> _To do_: Repeat the listing word for word. No pictures belong in the copy.

> _Material supplied_:
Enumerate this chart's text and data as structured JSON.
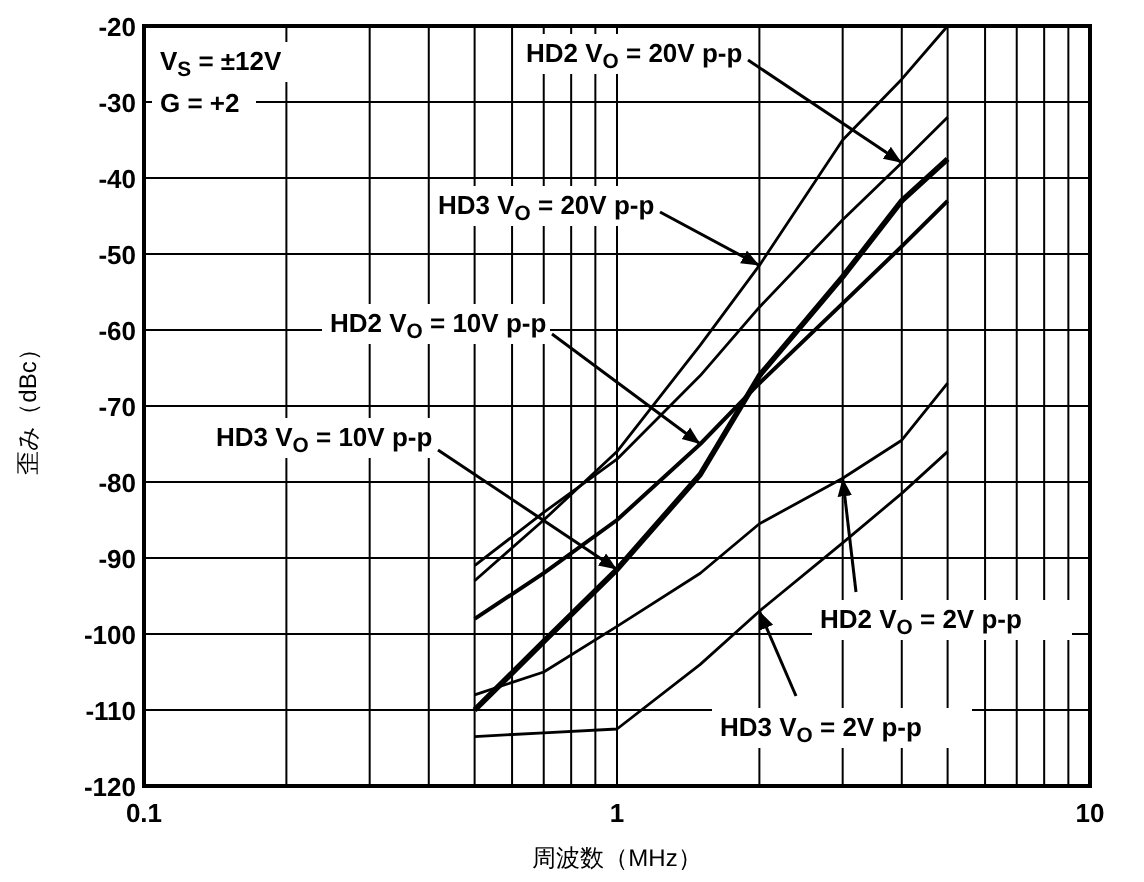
{
  "chart_data": {
    "type": "line",
    "xlabel": "周波数（MHz）",
    "ylabel": "歪み（dBc）",
    "log": "x",
    "grid": true,
    "marker": "none",
    "line_style": "solid",
    "xlim": [
      0.1,
      10
    ],
    "ylim": [
      -120,
      -20
    ],
    "xticks": [
      0.1,
      {
        "value": 0.2,
        "label": null
      },
      {
        "value": 0.3,
        "label": null
      },
      {
        "value": 0.4,
        "label": null
      },
      {
        "value": 0.5,
        "label": null
      },
      {
        "value": 0.6,
        "label": null
      },
      {
        "value": 0.7,
        "label": null
      },
      {
        "value": 0.8,
        "label": null
      },
      {
        "value": 0.9,
        "label": null
      },
      1,
      {
        "value": 2,
        "label": null
      },
      {
        "value": 3,
        "label": null
      },
      {
        "value": 4,
        "label": null
      },
      {
        "value": 5,
        "label": null
      },
      {
        "value": 6,
        "label": null
      },
      {
        "value": 7,
        "label": null
      },
      {
        "value": 8,
        "label": null
      },
      {
        "value": 9,
        "label": null
      },
      10
    ],
    "yticks": [
      -120,
      -110,
      -100,
      -90,
      -80,
      -70,
      -60,
      -50,
      -40,
      -30,
      -20
    ],
    "x": [
      0.5,
      0.7,
      1,
      1.5,
      2,
      3,
      4,
      5
    ],
    "series": [
      {
        "color": "#000000",
        "values": [
          -91,
          -84,
          -77,
          -66,
          -57,
          -45.5,
          -38,
          -32
        ]
      },
      {
        "color": "#000000",
        "values": [
          -93,
          -85,
          -76,
          -62,
          -51.5,
          -35,
          -27,
          -20
        ]
      },
      {
        "color": "#000000",
        "values": [
          -98,
          -92,
          -85,
          -75,
          -67,
          -56.5,
          -49,
          -43
        ]
      },
      {
        "color": "#000000",
        "values": [
          -110,
          -101,
          -91.5,
          -79,
          -66,
          -53,
          -43,
          -37.5
        ]
      },
      {
        "color": "#000000",
        "values": [
          -108,
          -105,
          -99,
          -92,
          -85.5,
          -79.5,
          -74.5,
          -67
        ]
      },
      {
        "color": "#000000",
        "values": [
          -113.5,
          -113,
          -112.5,
          -104,
          -97,
          -88,
          -81.5,
          -76
        ]
      }
    ],
    "annotations": [
      "V$_{S}$ = ±12V",
      "G = +2",
      {
        "text": "HD2 V$_{O}$ = 20V p-p",
        "x": 4,
        "y": -38
      },
      {
        "text": "HD3 V$_{O}$ = 20V p-p",
        "x": 2,
        "y": -51.5
      },
      {
        "text": "HD2 V$_{O}$ = 10V p-p",
        "x": 1.5,
        "y": -75
      },
      {
        "text": "HD3 V$_{O}$ = 10V p-p",
        "x": 1,
        "y": -91.5
      },
      {
        "text": "HD2 V$_{O}$ = 2V p-p",
        "x": 3,
        "y": -79.5
      },
      {
        "text": "HD3 V$_{O}$ = 2V p-p",
        "x": 2,
        "y": -97
      }
    ]
  }
}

> _Output for this task_:
Enumerate this chart's text and data as structured JSON.
{
  "chart_data": {
    "type": "line",
    "xlabel": "周波数（MHz）",
    "ylabel": "歪み（dBc）",
    "log": "x",
    "grid": true,
    "marker": "none",
    "line_style": "solid",
    "xlim": [
      0.1,
      10
    ],
    "ylim": [
      -120,
      -20
    ],
    "xticks": [
      0.1,
      {
        "value": 0.2,
        "label": null
      },
      {
        "value": 0.3,
        "label": null
      },
      {
        "value": 0.4,
        "label": null
      },
      {
        "value": 0.5,
        "label": null
      },
      {
        "value": 0.6,
        "label": null
      },
      {
        "value": 0.7,
        "label": null
      },
      {
        "value": 0.8,
        "label": null
      },
      {
        "value": 0.9,
        "label": null
      },
      1,
      {
        "value": 2,
        "label": null
      },
      {
        "value": 3,
        "label": null
      },
      {
        "value": 4,
        "label": null
      },
      {
        "value": 5,
        "label": null
      },
      {
        "value": 6,
        "label": null
      },
      {
        "value": 7,
        "label": null
      },
      {
        "value": 8,
        "label": null
      },
      {
        "value": 9,
        "label": null
      },
      10
    ],
    "yticks": [
      -120,
      -110,
      -100,
      -90,
      -80,
      -70,
      -60,
      -50,
      -40,
      -30,
      -20
    ],
    "x": [
      0.5,
      0.7,
      1,
      1.5,
      2,
      3,
      4,
      5
    ],
    "series": [
      {
        "color": "#000000",
        "values": [
          -91,
          -84,
          -77,
          -66,
          -57,
          -45.5,
          -38,
          -32
        ]
      },
      {
        "color": "#000000",
        "values": [
          -93,
          -85,
          -76,
          -62,
          -51.5,
          -35,
          -27,
          -20
        ]
      },
      {
        "color": "#000000",
        "values": [
          -98,
          -92,
          -85,
          -75,
          -67,
          -56.5,
          -49,
          -43
        ]
      },
      {
        "color": "#000000",
        "values": [
          -110,
          -101,
          -91.5,
          -79,
          -66,
          -53,
          -43,
          -37.5
        ]
      },
      {
        "color": "#000000",
        "values": [
          -108,
          -105,
          -99,
          -92,
          -85.5,
          -79.5,
          -74.5,
          -67
        ]
      },
      {
        "color": "#000000",
        "values": [
          -113.5,
          -113,
          -112.5,
          -104,
          -97,
          -88,
          -81.5,
          -76
        ]
      }
    ],
    "annotations": [
      "V$_{S}$ = ±12V",
      "G = +2",
      {
        "text": "HD2 V$_{O}$ = 20V p-p",
        "x": 4,
        "y": -38
      },
      {
        "text": "HD3 V$_{O}$ = 20V p-p",
        "x": 2,
        "y": -51.5
      },
      {
        "text": "HD2 V$_{O}$ = 10V p-p",
        "x": 1.5,
        "y": -75
      },
      {
        "text": "HD3 V$_{O}$ = 10V p-p",
        "x": 1,
        "y": -91.5
      },
      {
        "text": "HD2 V$_{O}$ = 2V p-p",
        "x": 3,
        "y": -79.5
      },
      {
        "text": "HD3 V$_{O}$ = 2V p-p",
        "x": 2,
        "y": -97
      }
    ]
  }
}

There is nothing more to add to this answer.